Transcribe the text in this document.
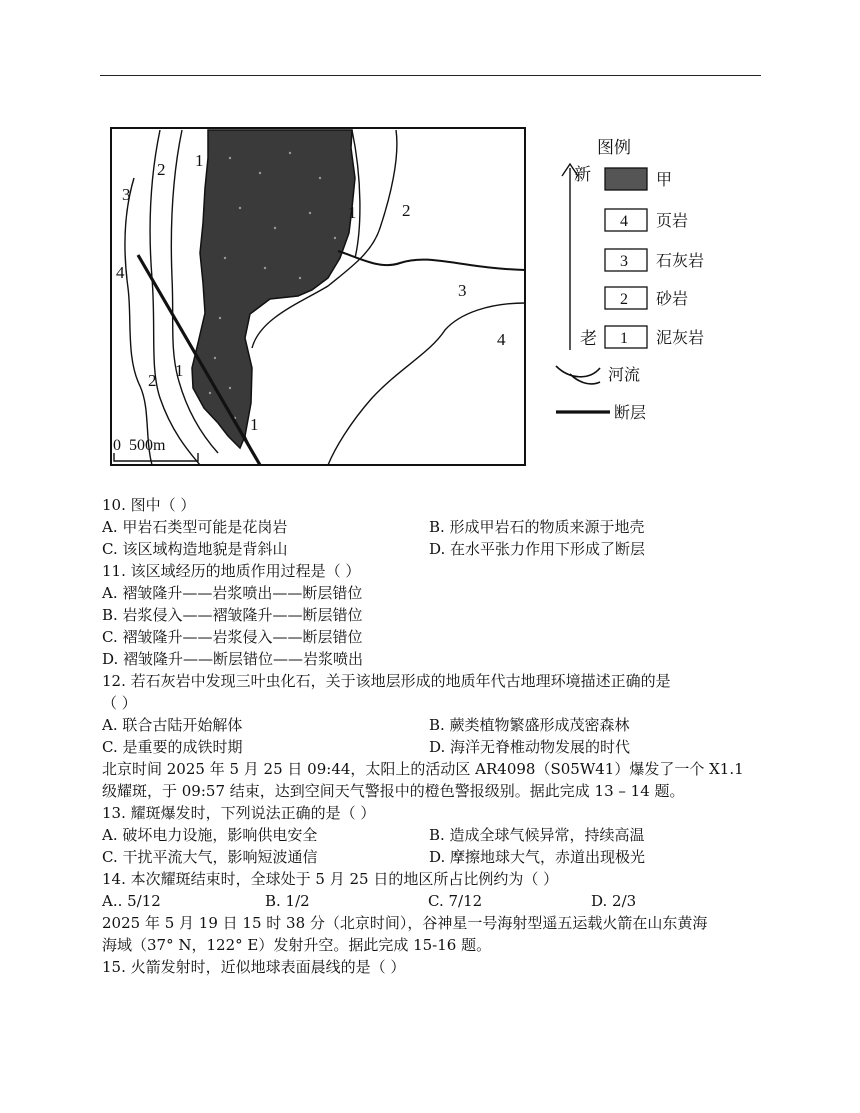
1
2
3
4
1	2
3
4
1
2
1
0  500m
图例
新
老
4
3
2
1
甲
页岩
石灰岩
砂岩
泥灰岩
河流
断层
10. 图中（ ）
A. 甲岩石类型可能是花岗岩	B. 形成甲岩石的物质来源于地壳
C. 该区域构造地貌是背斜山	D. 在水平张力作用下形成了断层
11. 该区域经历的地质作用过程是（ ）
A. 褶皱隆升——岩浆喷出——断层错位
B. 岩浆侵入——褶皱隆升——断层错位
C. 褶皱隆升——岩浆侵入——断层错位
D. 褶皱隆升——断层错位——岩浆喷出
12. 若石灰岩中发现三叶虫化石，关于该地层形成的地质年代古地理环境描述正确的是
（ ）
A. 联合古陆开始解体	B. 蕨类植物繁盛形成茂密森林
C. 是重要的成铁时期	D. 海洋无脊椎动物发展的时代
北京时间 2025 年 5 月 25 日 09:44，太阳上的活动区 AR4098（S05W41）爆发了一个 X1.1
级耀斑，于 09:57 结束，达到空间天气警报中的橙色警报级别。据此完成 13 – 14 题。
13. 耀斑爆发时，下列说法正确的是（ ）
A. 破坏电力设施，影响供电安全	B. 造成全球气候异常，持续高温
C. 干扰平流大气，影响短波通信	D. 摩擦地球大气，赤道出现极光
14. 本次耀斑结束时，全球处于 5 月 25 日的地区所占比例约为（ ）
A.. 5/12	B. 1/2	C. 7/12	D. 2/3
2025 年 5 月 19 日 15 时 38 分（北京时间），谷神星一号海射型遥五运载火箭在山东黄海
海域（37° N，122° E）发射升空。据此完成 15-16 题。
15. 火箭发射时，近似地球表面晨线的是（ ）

##############################

Retype the data above exactly; pictures are not part of the copy.

Transcribe the text in this document.
1
2
3
4
1	2
3
4
1
2
1
0  500m
图例
新
老
4
3
2
1
甲
页岩
石灰岩
砂岩
泥灰岩
河流
断层
10. 图中（ ）
A. 甲岩石类型可能是花岗岩	B. 形成甲岩石的物质来源于地壳
C. 该区域构造地貌是背斜山	D. 在水平张力作用下形成了断层
11. 该区域经历的地质作用过程是（ ）
A. 褶皱隆升——岩浆喷出——断层错位
B. 岩浆侵入——褶皱隆升——断层错位
C. 褶皱隆升——岩浆侵入——断层错位
D. 褶皱隆升——断层错位——岩浆喷出
12. 若石灰岩中发现三叶虫化石，关于该地层形成的地质年代古地理环境描述正确的是
（ ）
A. 联合古陆开始解体	B. 蕨类植物繁盛形成茂密森林
C. 是重要的成铁时期	D. 海洋无脊椎动物发展的时代
北京时间 2025 年 5 月 25 日 09:44，太阳上的活动区 AR4098（S05W41）爆发了一个 X1.1
级耀斑，于 09:57 结束，达到空间天气警报中的橙色警报级别。据此完成 13 – 14 题。
13. 耀斑爆发时，下列说法正确的是（ ）
A. 破坏电力设施，影响供电安全	B. 造成全球气候异常，持续高温
C. 干扰平流大气，影响短波通信	D. 摩擦地球大气，赤道出现极光
14. 本次耀斑结束时，全球处于 5 月 25 日的地区所占比例约为（ ）
A.. 5/12	B. 1/2	C. 7/12	D. 2/3
2025 年 5 月 19 日 15 时 38 分（北京时间），谷神星一号海射型遥五运载火箭在山东黄海
海域（37° N，122° E）发射升空。据此完成 15-16 题。
15. 火箭发射时，近似地球表面晨线的是（ ）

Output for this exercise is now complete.